[Data extracted from a collection]
(begin)

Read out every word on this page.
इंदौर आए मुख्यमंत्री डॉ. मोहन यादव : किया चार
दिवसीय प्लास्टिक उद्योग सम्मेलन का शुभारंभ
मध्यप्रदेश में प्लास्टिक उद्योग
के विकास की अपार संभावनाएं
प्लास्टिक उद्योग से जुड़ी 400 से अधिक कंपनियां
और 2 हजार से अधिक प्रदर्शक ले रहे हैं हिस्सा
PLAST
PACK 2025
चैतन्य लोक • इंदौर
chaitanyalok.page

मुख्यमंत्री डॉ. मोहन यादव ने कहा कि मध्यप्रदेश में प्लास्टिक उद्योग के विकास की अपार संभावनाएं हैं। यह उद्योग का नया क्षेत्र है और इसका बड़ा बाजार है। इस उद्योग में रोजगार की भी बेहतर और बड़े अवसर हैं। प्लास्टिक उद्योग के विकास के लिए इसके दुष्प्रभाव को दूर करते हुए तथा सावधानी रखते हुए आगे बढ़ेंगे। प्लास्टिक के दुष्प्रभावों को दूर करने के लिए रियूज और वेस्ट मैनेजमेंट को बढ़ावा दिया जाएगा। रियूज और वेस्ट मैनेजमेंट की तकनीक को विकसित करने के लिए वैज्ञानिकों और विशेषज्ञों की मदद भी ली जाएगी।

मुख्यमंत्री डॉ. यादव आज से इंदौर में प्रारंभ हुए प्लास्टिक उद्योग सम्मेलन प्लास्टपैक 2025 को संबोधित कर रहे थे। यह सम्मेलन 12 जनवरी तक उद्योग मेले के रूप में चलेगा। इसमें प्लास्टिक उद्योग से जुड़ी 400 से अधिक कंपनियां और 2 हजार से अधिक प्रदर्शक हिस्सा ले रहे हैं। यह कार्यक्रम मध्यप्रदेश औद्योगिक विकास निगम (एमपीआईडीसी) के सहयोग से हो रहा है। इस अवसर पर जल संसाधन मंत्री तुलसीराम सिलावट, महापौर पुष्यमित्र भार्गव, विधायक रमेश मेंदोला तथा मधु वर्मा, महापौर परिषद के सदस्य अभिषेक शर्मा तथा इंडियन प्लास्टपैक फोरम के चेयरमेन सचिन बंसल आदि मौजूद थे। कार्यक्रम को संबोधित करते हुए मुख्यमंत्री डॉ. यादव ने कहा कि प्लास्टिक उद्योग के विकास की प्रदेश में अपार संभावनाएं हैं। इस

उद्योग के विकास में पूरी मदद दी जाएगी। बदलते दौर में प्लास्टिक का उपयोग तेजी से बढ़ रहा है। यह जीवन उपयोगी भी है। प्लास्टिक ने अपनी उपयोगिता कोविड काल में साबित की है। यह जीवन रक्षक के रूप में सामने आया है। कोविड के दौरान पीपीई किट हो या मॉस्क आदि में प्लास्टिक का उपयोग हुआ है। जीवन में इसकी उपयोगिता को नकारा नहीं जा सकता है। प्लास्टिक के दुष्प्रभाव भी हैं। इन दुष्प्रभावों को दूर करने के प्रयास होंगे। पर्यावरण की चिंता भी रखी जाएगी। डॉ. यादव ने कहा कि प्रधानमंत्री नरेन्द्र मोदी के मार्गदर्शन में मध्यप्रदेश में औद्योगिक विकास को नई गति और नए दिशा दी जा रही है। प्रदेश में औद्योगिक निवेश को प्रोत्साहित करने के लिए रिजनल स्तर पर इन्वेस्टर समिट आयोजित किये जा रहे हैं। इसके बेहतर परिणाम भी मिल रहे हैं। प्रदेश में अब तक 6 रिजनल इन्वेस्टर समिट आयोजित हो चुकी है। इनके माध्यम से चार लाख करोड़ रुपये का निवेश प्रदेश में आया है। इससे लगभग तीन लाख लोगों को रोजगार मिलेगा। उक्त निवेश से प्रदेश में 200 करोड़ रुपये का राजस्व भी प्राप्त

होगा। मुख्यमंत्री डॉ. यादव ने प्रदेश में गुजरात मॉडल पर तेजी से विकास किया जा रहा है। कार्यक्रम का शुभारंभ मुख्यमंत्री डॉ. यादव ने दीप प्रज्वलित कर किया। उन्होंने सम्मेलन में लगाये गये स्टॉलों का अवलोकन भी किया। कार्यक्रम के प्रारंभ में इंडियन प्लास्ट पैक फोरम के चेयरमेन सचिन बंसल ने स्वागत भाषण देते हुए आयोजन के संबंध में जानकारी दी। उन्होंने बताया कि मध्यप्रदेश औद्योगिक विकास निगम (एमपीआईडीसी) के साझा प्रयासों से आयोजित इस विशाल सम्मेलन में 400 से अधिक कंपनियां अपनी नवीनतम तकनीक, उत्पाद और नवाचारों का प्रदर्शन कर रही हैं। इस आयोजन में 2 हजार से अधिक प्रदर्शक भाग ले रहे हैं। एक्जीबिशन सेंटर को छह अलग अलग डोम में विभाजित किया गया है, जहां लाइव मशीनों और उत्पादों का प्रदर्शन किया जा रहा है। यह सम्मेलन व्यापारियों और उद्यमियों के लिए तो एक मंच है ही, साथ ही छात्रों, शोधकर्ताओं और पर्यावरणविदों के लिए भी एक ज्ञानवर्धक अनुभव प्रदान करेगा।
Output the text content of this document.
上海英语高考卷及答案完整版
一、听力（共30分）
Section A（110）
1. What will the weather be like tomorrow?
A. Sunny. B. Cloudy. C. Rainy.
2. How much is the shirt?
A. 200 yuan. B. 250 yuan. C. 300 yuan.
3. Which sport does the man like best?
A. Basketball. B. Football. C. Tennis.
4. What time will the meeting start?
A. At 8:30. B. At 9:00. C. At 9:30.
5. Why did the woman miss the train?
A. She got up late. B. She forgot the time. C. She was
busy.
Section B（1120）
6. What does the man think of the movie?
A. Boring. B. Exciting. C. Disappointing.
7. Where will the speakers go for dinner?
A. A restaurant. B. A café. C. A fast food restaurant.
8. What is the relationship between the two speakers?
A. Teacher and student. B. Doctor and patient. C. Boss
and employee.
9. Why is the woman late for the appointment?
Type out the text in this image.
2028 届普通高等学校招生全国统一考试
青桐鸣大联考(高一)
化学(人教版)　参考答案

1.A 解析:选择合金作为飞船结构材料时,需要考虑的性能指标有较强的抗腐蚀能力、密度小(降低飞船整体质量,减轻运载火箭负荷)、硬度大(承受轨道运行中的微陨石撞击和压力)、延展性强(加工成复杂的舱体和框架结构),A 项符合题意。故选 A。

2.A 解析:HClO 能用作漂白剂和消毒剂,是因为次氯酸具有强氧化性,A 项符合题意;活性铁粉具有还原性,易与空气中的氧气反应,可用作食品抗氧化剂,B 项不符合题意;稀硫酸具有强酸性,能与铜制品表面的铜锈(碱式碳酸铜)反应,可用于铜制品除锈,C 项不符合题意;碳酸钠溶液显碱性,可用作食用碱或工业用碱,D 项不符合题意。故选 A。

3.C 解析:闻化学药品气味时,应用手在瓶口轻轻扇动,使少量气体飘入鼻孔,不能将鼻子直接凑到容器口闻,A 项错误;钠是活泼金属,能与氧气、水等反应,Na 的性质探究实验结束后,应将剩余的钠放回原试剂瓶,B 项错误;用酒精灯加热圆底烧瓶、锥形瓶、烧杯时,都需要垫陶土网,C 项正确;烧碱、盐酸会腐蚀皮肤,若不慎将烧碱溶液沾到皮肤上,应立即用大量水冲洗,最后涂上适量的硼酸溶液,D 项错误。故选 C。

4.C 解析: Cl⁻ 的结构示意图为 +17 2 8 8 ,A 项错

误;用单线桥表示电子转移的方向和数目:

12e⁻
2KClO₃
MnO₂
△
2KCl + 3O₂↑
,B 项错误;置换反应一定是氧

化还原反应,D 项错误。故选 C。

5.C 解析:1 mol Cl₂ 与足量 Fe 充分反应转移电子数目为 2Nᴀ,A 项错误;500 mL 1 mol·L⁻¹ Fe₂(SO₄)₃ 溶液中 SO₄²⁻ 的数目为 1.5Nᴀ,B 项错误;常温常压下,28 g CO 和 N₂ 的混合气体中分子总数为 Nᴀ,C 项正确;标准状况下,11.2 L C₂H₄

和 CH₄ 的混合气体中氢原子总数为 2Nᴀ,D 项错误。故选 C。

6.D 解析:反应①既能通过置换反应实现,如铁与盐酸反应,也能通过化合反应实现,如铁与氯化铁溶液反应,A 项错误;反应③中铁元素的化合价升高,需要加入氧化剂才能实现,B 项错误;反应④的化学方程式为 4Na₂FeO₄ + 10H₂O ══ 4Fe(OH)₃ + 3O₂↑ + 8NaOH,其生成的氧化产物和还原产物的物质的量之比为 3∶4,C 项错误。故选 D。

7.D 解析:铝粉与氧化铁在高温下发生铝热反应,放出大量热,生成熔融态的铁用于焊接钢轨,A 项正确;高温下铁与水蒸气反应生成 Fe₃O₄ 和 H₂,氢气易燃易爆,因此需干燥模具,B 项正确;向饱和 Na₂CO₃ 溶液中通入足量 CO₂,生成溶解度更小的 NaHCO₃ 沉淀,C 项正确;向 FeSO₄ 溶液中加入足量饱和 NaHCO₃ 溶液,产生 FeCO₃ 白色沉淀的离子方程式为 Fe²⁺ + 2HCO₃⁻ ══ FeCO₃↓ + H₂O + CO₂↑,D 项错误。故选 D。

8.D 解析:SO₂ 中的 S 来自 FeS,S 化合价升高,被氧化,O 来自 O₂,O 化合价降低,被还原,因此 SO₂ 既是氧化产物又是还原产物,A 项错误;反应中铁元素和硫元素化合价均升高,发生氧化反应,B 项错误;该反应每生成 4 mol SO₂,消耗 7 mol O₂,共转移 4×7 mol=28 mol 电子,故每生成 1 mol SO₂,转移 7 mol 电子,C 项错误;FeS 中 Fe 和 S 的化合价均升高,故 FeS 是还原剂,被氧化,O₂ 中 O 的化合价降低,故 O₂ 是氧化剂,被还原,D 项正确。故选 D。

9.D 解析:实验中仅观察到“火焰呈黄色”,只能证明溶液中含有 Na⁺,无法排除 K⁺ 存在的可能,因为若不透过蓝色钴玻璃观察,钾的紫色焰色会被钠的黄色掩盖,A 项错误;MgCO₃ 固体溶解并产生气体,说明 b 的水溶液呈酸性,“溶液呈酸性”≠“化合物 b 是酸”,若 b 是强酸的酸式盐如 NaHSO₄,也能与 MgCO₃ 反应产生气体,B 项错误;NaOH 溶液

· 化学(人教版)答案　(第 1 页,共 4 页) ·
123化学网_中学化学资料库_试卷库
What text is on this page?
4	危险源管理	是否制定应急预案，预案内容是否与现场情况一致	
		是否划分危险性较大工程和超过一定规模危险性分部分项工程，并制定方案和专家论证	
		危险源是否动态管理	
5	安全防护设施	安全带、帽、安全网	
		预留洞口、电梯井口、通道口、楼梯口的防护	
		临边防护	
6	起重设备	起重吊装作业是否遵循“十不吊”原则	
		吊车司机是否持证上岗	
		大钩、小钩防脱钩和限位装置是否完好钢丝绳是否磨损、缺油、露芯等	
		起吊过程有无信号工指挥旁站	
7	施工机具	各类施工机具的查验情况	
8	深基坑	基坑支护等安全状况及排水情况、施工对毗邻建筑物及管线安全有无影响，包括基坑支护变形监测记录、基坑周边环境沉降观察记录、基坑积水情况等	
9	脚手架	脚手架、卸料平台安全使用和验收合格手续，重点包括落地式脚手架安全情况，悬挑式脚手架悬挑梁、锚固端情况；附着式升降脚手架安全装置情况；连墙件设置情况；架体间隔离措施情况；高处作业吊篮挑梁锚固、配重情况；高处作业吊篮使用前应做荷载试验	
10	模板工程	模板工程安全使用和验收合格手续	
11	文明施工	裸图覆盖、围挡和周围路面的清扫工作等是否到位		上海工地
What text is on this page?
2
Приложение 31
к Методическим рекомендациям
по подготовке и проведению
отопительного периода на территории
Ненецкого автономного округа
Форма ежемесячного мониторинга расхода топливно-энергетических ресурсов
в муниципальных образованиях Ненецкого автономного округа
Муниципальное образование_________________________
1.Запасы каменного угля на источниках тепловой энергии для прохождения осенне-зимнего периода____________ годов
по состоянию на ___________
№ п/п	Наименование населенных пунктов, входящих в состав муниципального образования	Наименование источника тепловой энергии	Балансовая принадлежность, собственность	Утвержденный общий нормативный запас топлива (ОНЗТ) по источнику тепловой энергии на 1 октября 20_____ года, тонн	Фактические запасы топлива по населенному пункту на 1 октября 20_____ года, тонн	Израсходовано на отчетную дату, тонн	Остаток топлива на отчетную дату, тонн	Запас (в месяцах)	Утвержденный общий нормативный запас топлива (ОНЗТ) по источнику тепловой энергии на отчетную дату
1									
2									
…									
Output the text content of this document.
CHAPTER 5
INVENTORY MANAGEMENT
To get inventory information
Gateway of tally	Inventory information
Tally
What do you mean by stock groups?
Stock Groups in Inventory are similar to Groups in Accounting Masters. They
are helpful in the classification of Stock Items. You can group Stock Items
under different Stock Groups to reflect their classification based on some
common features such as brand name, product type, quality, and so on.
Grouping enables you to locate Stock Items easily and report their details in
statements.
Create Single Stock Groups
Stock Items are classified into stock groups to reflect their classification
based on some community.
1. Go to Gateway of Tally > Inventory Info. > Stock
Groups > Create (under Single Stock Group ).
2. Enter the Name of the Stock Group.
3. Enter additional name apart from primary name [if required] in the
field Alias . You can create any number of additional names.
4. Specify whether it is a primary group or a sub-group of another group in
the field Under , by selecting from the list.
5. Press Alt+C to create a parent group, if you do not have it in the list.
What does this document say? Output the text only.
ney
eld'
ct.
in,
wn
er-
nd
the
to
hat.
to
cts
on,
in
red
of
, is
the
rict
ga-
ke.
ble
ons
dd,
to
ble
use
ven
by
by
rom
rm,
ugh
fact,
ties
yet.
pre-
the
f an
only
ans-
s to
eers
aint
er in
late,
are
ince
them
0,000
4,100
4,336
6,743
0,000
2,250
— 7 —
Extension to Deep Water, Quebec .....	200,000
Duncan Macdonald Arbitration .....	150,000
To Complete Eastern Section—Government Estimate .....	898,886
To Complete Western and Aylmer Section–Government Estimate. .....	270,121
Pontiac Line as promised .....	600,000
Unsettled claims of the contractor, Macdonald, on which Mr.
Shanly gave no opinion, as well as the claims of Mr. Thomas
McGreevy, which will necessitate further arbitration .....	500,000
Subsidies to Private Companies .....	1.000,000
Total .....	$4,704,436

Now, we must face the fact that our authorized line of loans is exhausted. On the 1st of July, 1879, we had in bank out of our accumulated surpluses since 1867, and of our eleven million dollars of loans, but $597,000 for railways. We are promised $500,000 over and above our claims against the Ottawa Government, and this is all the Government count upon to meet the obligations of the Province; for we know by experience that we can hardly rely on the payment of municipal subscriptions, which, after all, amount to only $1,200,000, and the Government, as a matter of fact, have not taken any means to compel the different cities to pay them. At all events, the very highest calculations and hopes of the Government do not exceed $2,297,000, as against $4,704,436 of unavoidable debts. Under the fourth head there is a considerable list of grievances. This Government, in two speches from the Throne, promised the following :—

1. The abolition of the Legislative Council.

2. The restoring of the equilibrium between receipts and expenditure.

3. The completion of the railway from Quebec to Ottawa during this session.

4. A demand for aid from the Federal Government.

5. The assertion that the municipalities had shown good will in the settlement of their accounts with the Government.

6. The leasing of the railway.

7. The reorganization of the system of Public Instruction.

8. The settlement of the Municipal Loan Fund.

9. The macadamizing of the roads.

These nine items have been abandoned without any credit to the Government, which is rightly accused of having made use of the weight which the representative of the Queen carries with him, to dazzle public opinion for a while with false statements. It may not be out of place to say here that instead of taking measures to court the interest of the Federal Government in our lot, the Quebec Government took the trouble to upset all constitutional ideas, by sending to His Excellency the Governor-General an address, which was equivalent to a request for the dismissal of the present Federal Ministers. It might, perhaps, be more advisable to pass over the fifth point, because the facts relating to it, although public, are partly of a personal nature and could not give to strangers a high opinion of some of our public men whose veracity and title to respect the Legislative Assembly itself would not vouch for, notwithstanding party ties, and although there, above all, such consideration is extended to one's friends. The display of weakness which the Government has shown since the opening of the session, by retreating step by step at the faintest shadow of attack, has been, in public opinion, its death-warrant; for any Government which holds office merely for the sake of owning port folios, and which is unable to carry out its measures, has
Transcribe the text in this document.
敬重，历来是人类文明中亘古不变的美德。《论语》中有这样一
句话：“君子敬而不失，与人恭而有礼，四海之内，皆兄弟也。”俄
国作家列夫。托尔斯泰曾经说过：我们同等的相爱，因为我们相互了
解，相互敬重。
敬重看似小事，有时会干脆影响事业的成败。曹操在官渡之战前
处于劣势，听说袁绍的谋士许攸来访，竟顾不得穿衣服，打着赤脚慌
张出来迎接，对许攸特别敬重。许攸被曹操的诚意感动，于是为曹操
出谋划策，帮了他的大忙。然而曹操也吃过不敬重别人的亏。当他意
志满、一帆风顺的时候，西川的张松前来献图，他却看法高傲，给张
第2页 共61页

(end)

◆ **To be done**:
Check each line above for the string "like", then copy the ones that have it.

◆ **Solution for this problem**:
1. What will the weather be like tomorrow?
3. Which sport does the man like best?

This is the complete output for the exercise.